[Start of Data shown]

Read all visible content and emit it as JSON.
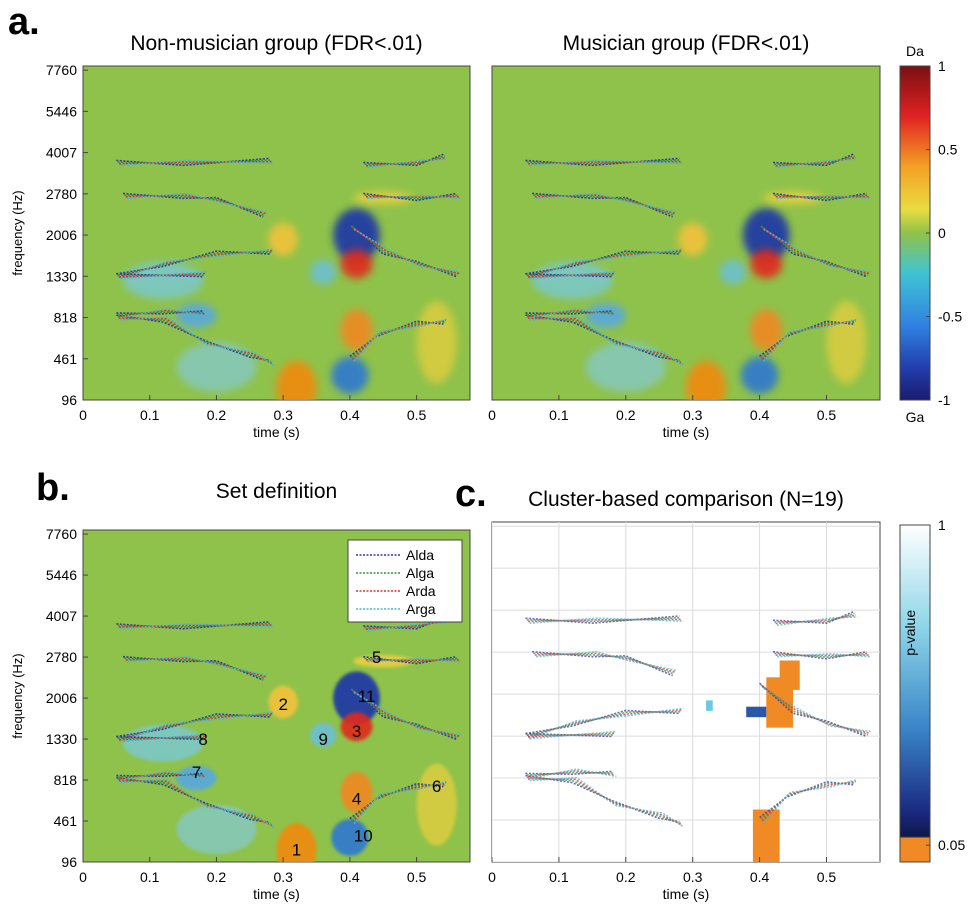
{
  "panel_labels": [
    "a.",
    "b.",
    "c."
  ],
  "chart_data": [
    {
      "type": "heatmap",
      "title": "Non-musician group (FDR<.01)",
      "x_label": "time (s)",
      "y_label": "frequency (Hz)",
      "xlim": [
        0,
        0.58
      ],
      "xticks": [
        0,
        0.1,
        0.2,
        0.3,
        0.4,
        0.5
      ],
      "y_categories": [
        "96",
        "461",
        "818",
        "1330",
        "2006",
        "2780",
        "4007",
        "5446",
        "7760"
      ]
    },
    {
      "type": "heatmap",
      "title": "Musician group (FDR<.01)",
      "x_label": "time (s)",
      "xlim": [
        0,
        0.58
      ],
      "xticks": [
        0,
        0.1,
        0.2,
        0.3,
        0.4,
        0.5
      ]
    },
    {
      "type": "colorbar",
      "top_label": "Da",
      "bottom_label": "Ga",
      "ylim": [
        -1,
        1
      ],
      "yticks": [
        -1,
        -0.5,
        0,
        0.5,
        1
      ]
    },
    {
      "type": "heatmap",
      "title": "Set definition",
      "x_label": "time (s)",
      "y_label": "frequency (Hz)",
      "xlim": [
        0,
        0.58
      ],
      "xticks": [
        0,
        0.1,
        0.2,
        0.3,
        0.4,
        0.5
      ],
      "y_categories": [
        "96",
        "461",
        "818",
        "1330",
        "2006",
        "2780",
        "4007",
        "5446",
        "7760"
      ],
      "series": [
        {
          "name": "Alda",
          "color": "#3636b0"
        },
        {
          "name": "Alga",
          "color": "#2e9a3a"
        },
        {
          "name": "Arda",
          "color": "#e03030"
        },
        {
          "name": "Arga",
          "color": "#40b8d8"
        }
      ],
      "annotations": [
        "1",
        "2",
        "3",
        "4",
        "5",
        "6",
        "7",
        "8",
        "9",
        "10",
        "11"
      ]
    },
    {
      "type": "heatmap",
      "title": "Cluster-based comparison (N=19)",
      "x_label": "time (s)",
      "grid": true,
      "xlim": [
        0,
        0.58
      ],
      "xticks": [
        0,
        0.1,
        0.2,
        0.3,
        0.4,
        0.5
      ]
    },
    {
      "type": "colorbar",
      "y_label": "p-value",
      "ylim": [
        0,
        1
      ],
      "yticks": [
        0.05,
        1
      ]
    }
  ]
}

[End of Data shown]

[Problem statement] Give only the number of lines in the listing above that include the string "title".

[Exercise answer] 4